Page text START

2. Pinnacle Videospin - Though it doesn't match the sophistication of paid-for applications, it does let you perform basic edits and output movies for use online or--if you're willing to sacrifice the cost of a cheap lunch--on your iPod or on a DVD. VideoSpin has some strict limitations. You can't import from DV camcorders, since the application works only with files on your hard drive. You can't edit audio, except for levels. And since the software has no video effects, you can't brighten dark movies. Unless you purchase add-ons, you can export only to AVI, Flash, Real, or MPEG-1 format; you can't exchange files with Studio, either. And the interface size is fixed, so you can't view it full-screen.




3. iMovie - Windows Media Player's counterpart for the Mac User. iMovie imports video footage to the Mac using either the FireWire interface on most MiniDV format digital video cameras, the USB port, or by importing the files from a hard drive. From there, the user can edit the video clips, add titles, and add music. Effects include basic color correction and video enhancement tools, and transitions such as fade-in, fade-out, and slides.




4. zs4 Video Editor - has more than 150 built-in video effects including excellent color and chroma keying. Other features include custom output video width and height, unlimited tracks and sub-composites, custom speed and direction change for video and audio, and the ability to slave effect and compositing controls to audio wave forms.



5. Avidemux - has often been considered to be an open-source substitute for high-end commercial editors, such as Adobe Premiere Pro, although it does not have as many features. Avidemux's numerous features and functions are comparable to VirtualDub. Avidemux can do things that its Windows-only counterpart cannot. It supports OGM, MP4 and Matroska files natively, direct read input for various types of MPEG files, and many other video formats and containers. It offers MPEG editing and has built-in subtitle handling.



6. VirtualDub - has digital and analog capture capabilities. It supports both DirectShow & Video for Windows capture. Capture features include capture to any AVI variant, audio VU meters, overlay and preview modes, histogram, selectable crop area, video noise reduction, auto stop settings (based on capture time, file size, free space, and/or dropped frames), and designate alternate drive(s) for capture overflow.



7. LiVES - allows the user to manipulate video in realtime and in non-realtime. The application also has features which go beyond traditional video editing applications - for example, it can be controlled and monitored remotely over a network, and it has facilities for streaming to and from another copy of LiVES. LiVES uses a system of plugins for effects, decoders, encoders and video playback.




8. Kdenlive - supports all of the formats supported by FFmpeg (such as QuickTime, AVI, WMV, MPEG, and Flash Video), and also supports 4:3 and 16:9 aspect ratios for both PAL, NTSC and various HD standards, including HDV. Video can also be exported to DV devices, or written to a DVD with chapters and a simple menu. Audio effects include normalization, phase and pitch shifting, limiting, volume adjustment, reverb and equalization filters amongst others. Video effects include options for masking, blue-screen, distortions, rotations, colour tools, blurring, obscuring and others.



9. Blender is a very robust and widely used open source application for 3D modeling and animation. A perhaps not so well known feature of blender is its ability to edit video and audio, thanks to its sequence editor. In fact, it is a full blown non-linear editing module, which allows to apply numerous effects, as well as doing simple tasks as blending clips together, adding transitions to name a few.




10. Cinelerra - support for very high-fidelity audio and video: it processes audio using 64 bits of precision and it is resolution and frame rate-independent, meaning that it can support video of any speed and size. It includes many of the features of the pricey professional editors and some extras: real-time visual effects, FireWire input/output, render-farm capability, and even support for HDTV formats and Ogg Vorbis. The downside is that its hardware demands are quite unforgiving.

Page text END
Information given START

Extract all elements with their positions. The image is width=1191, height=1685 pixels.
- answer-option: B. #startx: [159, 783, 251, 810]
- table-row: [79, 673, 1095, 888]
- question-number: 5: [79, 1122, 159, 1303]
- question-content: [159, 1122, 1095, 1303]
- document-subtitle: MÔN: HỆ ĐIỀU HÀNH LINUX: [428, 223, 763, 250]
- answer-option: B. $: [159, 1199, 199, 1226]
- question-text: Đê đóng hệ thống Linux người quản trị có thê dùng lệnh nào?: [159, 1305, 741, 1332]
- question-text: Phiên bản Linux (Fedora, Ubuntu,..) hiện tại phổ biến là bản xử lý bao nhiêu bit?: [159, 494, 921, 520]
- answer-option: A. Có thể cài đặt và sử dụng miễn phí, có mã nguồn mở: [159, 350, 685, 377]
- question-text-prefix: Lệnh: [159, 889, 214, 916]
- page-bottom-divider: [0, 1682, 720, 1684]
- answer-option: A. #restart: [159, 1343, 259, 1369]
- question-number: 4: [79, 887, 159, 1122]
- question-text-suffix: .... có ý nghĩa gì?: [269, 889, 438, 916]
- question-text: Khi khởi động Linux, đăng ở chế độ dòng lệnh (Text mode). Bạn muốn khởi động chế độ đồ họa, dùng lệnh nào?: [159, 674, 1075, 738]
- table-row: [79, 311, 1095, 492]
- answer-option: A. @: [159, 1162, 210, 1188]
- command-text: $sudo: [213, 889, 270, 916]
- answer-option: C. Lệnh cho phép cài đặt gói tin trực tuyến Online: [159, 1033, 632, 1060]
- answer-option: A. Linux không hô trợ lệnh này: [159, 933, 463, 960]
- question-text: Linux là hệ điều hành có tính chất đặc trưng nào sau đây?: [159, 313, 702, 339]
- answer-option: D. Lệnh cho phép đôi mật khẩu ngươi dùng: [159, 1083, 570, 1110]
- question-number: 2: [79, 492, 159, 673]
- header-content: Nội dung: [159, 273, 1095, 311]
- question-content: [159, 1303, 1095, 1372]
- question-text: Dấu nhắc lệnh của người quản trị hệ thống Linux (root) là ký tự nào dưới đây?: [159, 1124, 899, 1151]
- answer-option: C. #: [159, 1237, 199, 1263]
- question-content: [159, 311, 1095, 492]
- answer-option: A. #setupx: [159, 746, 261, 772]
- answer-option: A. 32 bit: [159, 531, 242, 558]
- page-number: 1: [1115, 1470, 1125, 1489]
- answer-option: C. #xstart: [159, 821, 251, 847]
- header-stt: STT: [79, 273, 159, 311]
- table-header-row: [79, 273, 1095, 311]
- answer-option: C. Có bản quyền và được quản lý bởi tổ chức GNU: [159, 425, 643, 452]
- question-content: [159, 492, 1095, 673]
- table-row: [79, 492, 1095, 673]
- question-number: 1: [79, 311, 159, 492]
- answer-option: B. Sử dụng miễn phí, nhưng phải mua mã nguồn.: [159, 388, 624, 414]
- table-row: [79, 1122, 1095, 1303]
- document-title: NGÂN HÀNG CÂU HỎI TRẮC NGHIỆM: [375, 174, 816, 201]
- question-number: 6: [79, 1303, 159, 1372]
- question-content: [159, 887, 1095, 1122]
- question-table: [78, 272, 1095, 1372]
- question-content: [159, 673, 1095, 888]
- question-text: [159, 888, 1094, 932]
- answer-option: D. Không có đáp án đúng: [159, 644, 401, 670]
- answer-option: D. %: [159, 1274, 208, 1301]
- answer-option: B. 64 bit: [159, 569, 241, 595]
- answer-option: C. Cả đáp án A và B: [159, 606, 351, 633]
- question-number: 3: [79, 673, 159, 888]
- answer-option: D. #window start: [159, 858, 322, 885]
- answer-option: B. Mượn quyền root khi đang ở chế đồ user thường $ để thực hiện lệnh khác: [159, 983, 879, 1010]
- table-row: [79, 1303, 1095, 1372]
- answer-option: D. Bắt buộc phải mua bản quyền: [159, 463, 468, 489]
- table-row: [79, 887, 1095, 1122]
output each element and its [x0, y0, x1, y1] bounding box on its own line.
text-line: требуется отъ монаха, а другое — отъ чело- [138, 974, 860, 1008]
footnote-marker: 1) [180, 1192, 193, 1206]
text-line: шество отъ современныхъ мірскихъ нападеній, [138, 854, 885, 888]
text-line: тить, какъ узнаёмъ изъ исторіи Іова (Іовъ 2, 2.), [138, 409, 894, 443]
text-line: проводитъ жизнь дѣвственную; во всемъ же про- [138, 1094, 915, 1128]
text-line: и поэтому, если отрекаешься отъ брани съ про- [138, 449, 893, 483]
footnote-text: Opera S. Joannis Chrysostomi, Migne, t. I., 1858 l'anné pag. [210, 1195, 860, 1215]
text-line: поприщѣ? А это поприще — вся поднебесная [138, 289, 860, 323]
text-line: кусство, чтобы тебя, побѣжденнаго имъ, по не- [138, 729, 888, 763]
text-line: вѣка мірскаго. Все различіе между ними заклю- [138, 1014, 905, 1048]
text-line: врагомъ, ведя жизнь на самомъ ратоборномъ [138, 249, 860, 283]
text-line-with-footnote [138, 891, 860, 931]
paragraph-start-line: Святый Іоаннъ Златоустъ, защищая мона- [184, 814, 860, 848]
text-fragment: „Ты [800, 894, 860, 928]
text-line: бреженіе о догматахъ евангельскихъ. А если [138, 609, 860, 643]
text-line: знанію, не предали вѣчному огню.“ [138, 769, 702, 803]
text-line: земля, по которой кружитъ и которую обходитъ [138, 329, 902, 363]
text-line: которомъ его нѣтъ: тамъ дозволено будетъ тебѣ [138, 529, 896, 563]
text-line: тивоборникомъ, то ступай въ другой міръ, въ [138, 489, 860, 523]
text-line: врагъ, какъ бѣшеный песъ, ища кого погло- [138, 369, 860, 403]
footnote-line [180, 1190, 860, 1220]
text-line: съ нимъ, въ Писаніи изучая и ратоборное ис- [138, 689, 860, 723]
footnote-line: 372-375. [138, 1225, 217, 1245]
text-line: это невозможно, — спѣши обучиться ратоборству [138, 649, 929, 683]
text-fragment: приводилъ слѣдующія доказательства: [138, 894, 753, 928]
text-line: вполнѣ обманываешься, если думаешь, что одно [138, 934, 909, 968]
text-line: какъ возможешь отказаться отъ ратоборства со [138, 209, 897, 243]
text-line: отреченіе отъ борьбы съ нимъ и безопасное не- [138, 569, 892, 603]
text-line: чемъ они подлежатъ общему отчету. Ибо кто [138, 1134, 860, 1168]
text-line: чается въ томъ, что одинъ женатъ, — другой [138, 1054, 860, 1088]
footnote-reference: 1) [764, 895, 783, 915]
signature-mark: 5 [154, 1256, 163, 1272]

Information given END

> **What this exercise asks**:
A: In the video editor roundup, give the text from "7. LiVES - allows" to "and video playback." again, renaming "LiVES" as "the LiVES editor".
B: According to the video editor roundup, why can't Pinnacle VideoSpin import from DV camcorders?

> **Solutions per task**:
A:
7. the LiVES editor - allows the user to manipulate video in realtime and in non-realtime. The application also has features which go beyond traditional video editing applications - for example, it can be controlled and monitored remotely over a network, and it has facilities for streaming to and from another copy of the LiVES editor. the LiVES editor uses a system of plugins for effects, decoders, encoders and video playback.

B: VideoSpin works only with files on the hard drive, so it can't import from DV camcorders.